Exercise details -
Reproduce all entries word for word.

Extracted entries -
═══
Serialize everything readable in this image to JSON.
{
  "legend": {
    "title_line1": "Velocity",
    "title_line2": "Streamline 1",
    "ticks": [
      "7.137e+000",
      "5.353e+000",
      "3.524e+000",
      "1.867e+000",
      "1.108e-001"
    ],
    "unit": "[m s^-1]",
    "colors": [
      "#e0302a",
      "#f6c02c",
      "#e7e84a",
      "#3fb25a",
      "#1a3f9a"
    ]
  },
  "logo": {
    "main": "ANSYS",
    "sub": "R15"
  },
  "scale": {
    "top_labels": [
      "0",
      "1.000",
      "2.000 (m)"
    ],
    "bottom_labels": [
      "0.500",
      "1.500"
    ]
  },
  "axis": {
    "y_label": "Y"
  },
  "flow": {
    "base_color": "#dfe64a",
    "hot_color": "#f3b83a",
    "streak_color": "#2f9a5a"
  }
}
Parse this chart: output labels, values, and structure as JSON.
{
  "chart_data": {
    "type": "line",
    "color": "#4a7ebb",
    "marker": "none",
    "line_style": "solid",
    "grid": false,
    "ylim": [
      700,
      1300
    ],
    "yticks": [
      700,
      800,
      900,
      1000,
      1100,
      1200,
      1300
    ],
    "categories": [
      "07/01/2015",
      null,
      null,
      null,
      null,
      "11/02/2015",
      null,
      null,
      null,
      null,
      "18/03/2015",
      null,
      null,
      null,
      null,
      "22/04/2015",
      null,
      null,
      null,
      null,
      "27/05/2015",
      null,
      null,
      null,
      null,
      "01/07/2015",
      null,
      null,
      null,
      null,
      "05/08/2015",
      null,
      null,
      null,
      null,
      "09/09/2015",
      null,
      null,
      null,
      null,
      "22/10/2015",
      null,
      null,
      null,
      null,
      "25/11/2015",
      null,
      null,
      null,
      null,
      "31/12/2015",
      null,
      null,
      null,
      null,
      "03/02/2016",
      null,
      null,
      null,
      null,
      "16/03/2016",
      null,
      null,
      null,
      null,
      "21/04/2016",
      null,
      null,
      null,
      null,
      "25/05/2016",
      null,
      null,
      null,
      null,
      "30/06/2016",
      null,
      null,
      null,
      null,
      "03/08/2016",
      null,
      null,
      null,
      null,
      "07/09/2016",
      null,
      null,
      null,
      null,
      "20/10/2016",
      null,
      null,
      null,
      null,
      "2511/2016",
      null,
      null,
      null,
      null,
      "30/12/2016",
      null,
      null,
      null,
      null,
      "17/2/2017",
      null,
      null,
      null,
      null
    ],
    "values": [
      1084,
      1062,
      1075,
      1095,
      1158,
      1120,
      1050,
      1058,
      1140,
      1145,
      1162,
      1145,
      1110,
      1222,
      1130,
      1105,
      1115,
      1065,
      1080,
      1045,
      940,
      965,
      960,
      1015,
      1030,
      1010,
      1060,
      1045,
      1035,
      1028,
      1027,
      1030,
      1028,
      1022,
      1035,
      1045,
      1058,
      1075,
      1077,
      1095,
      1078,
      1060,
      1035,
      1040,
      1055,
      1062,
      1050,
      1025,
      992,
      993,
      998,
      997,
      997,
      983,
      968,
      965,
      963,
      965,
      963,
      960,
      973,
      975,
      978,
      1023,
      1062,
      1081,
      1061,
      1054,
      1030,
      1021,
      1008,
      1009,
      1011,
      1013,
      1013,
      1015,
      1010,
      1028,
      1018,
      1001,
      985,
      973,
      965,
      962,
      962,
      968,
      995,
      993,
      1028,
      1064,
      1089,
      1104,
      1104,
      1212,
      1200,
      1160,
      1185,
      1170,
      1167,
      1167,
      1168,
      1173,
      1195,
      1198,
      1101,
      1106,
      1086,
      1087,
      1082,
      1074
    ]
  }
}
═══
Answer to this task -
Serialize everything readable in this image to JSON.
{
  "legend": {
    "title_line1": "Velocity",
    "title_line2": "Streamline 1",
    "ticks": [
      "7.137e+000",
      "5.353e+000",
      "3.524e+000",
      "1.867e+000",
      "1.108e-001"
    ],
    "unit": "[m s^-1]",
    "colors": [
      "#e0302a",
      "#f6c02c",
      "#e7e84a",
      "#3fb25a",
      "#1a3f9a"
    ]
  },
  "logo": {
    "main": "ANSYS",
    "sub": "R15"
  },
  "scale": {
    "top_labels": [
      "0",
      "1.000",
      "2.000 (m)"
    ],
    "bottom_labels": [
      "0.500",
      "1.500"
    ]
  },
  "axis": {
    "y_label": "Y"
  },
  "flow": {
    "base_color": "#dfe64a",
    "hot_color": "#f3b83a",
    "streak_color": "#2f9a5a"
  }
}
Parse this chart: output labels, values, and structure as JSON.
{
  "chart_data": {
    "type": "line",
    "color": "#4a7ebb",
    "marker": "none",
    "line_style": "solid",
    "grid": false,
    "ylim": [
      700,
      1300
    ],
    "yticks": [
      700,
      800,
      900,
      1000,
      1100,
      1200,
      1300
    ],
    "categories": [
      "07/01/2015",
      null,
      null,
      null,
      null,
      "11/02/2015",
      null,
      null,
      null,
      null,
      "18/03/2015",
      null,
      null,
      null,
      null,
      "22/04/2015",
      null,
      null,
      null,
      null,
      "27/05/2015",
      null,
      null,
      null,
      null,
      "01/07/2015",
      null,
      null,
      null,
      null,
      "05/08/2015",
      null,
      null,
      null,
      null,
      "09/09/2015",
      null,
      null,
      null,
      null,
      "22/10/2015",
      null,
      null,
      null,
      null,
      "25/11/2015",
      null,
      null,
      null,
      null,
      "31/12/2015",
      null,
      null,
      null,
      null,
      "03/02/2016",
      null,
      null,
      null,
      null,
      "16/03/2016",
      null,
      null,
      null,
      null,
      "21/04/2016",
      null,
      null,
      null,
      null,
      "25/05/2016",
      null,
      null,
      null,
      null,
      "30/06/2016",
      null,
      null,
      null,
      null,
      "03/08/2016",
      null,
      null,
      null,
      null,
      "07/09/2016",
      null,
      null,
      null,
      null,
      "20/10/2016",
      null,
      null,
      null,
      null,
      "2511/2016",
      null,
      null,
      null,
      null,
      "30/12/2016",
      null,
      null,
      null,
      null,
      "17/2/2017",
      null,
      null,
      null,
      null
    ],
    "values": [
      1084,
      1062,
      1075,
      1095,
      1158,
      1120,
      1050,
      1058,
      1140,
      1145,
      1162,
      1145,
      1110,
      1222,
      1130,
      1105,
      1115,
      1065,
      1080,
      1045,
      940,
      965,
      960,
      1015,
      1030,
      1010,
      1060,
      1045,
      1035,
      1028,
      1027,
      1030,
      1028,
      1022,
      1035,
      1045,
      1058,
      1075,
      1077,
      1095,
      1078,
      1060,
      1035,
      1040,
      1055,
      1062,
      1050,
      1025,
      992,
      993,
      998,
      997,
      997,
      983,
      968,
      965,
      963,
      965,
      963,
      960,
      973,
      975,
      978,
      1023,
      1062,
      1081,
      1061,
      1054,
      1030,
      1021,
      1008,
      1009,
      1011,
      1013,
      1013,
      1015,
      1010,
      1028,
      1018,
      1001,
      985,
      973,
      965,
      962,
      962,
      968,
      995,
      993,
      1028,
      1064,
      1089,
      1104,
      1104,
      1212,
      1200,
      1160,
      1185,
      1170,
      1167,
      1167,
      1168,
      1173,
      1195,
      1198,
      1101,
      1106,
      1086,
      1087,
      1082,
      1074
    ]
  }
}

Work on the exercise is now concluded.